## Given instruction
It is required that all of the data be written out exactly.

****************************************

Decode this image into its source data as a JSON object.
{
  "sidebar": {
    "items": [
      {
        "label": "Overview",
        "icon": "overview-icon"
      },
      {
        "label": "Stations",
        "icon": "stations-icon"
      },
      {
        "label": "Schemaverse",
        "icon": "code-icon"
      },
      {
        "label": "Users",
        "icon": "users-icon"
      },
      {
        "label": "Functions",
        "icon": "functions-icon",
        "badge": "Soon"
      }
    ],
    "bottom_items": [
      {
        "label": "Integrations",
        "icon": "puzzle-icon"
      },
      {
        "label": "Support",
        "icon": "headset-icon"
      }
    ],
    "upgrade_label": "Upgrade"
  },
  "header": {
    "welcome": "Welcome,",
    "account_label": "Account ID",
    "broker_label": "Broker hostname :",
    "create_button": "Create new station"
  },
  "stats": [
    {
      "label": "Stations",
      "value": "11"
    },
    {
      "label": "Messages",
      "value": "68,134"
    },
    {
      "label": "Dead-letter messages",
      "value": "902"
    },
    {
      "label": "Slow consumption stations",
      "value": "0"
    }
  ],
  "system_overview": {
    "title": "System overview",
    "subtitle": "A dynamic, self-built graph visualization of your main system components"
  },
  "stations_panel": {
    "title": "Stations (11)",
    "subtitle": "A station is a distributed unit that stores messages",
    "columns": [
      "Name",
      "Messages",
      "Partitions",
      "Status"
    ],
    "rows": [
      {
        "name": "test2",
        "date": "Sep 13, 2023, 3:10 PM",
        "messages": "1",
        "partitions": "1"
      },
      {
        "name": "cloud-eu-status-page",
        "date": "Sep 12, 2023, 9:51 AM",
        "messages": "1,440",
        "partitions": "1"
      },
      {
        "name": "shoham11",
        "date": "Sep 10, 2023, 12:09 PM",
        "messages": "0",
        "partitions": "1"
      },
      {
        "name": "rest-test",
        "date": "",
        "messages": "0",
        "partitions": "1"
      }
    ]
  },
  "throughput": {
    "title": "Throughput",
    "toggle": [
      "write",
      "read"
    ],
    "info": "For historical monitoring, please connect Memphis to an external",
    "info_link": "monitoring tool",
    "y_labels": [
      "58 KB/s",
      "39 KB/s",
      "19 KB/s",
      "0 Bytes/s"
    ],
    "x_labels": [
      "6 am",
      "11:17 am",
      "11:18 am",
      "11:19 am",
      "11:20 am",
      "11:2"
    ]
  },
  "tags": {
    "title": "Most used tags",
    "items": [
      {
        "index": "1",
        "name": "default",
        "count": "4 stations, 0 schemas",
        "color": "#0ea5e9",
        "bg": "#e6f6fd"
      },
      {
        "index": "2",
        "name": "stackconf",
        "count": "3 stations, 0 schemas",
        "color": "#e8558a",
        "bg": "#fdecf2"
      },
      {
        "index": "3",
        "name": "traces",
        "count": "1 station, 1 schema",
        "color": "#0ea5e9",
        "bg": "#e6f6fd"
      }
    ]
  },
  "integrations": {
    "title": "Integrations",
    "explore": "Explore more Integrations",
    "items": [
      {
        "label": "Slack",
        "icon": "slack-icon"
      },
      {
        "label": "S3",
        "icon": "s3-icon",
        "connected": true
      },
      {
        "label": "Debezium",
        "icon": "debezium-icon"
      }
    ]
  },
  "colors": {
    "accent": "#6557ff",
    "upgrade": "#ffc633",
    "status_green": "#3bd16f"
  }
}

****************************************

## Solved problem
Decode this image into its source data as a JSON object.
{
  "sidebar": {
    "items": [
      {
        "label": "Overview",
        "icon": "overview-icon"
      },
      {
        "label": "Stations",
        "icon": "stations-icon"
      },
      {
        "label": "Schemaverse",
        "icon": "code-icon"
      },
      {
        "label": "Users",
        "icon": "users-icon"
      },
      {
        "label": "Functions",
        "icon": "functions-icon",
        "badge": "Soon"
      }
    ],
    "bottom_items": [
      {
        "label": "Integrations",
        "icon": "puzzle-icon"
      },
      {
        "label": "Support",
        "icon": "headset-icon"
      }
    ],
    "upgrade_label": "Upgrade"
  },
  "header": {
    "welcome": "Welcome,",
    "account_label": "Account ID",
    "broker_label": "Broker hostname :",
    "create_button": "Create new station"
  },
  "stats": [
    {
      "label": "Stations",
      "value": "11"
    },
    {
      "label": "Messages",
      "value": "68,134"
    },
    {
      "label": "Dead-letter messages",
      "value": "902"
    },
    {
      "label": "Slow consumption stations",
      "value": "0"
    }
  ],
  "system_overview": {
    "title": "System overview",
    "subtitle": "A dynamic, self-built graph visualization of your main system components"
  },
  "stations_panel": {
    "title": "Stations (11)",
    "subtitle": "A station is a distributed unit that stores messages",
    "columns": [
      "Name",
      "Messages",
      "Partitions",
      "Status"
    ],
    "rows": [
      {
        "name": "test2",
        "date": "Sep 13, 2023, 3:10 PM",
        "messages": "1",
        "partitions": "1"
      },
      {
        "name": "cloud-eu-status-page",
        "date": "Sep 12, 2023, 9:51 AM",
        "messages": "1,440",
        "partitions": "1"
      },
      {
        "name": "shoham11",
        "date": "Sep 10, 2023, 12:09 PM",
        "messages": "0",
        "partitions": "1"
      },
      {
        "name": "rest-test",
        "date": "",
        "messages": "0",
        "partitions": "1"
      }
    ]
  },
  "throughput": {
    "title": "Throughput",
    "toggle": [
      "write",
      "read"
    ],
    "info": "For historical monitoring, please connect Memphis to an external",
    "info_link": "monitoring tool",
    "y_labels": [
      "58 KB/s",
      "39 KB/s",
      "19 KB/s",
      "0 Bytes/s"
    ],
    "x_labels": [
      "6 am",
      "11:17 am",
      "11:18 am",
      "11:19 am",
      "11:20 am",
      "11:2"
    ]
  },
  "tags": {
    "title": "Most used tags",
    "items": [
      {
        "index": "1",
        "name": "default",
        "count": "4 stations, 0 schemas",
        "color": "#0ea5e9",
        "bg": "#e6f6fd"
      },
      {
        "index": "2",
        "name": "stackconf",
        "count": "3 stations, 0 schemas",
        "color": "#e8558a",
        "bg": "#fdecf2"
      },
      {
        "index": "3",
        "name": "traces",
        "count": "1 station, 1 schema",
        "color": "#0ea5e9",
        "bg": "#e6f6fd"
      }
    ]
  },
  "integrations": {
    "title": "Integrations",
    "explore": "Explore more Integrations",
    "items": [
      {
        "label": "Slack",
        "icon": "slack-icon"
      },
      {
        "label": "S3",
        "icon": "s3-icon",
        "connected": true
      },
      {
        "label": "Debezium",
        "icon": "debezium-icon"
      }
    ]
  },
  "colors": {
    "accent": "#6557ff",
    "upgrade": "#ffc633",
    "status_green": "#3bd16f"
  }
}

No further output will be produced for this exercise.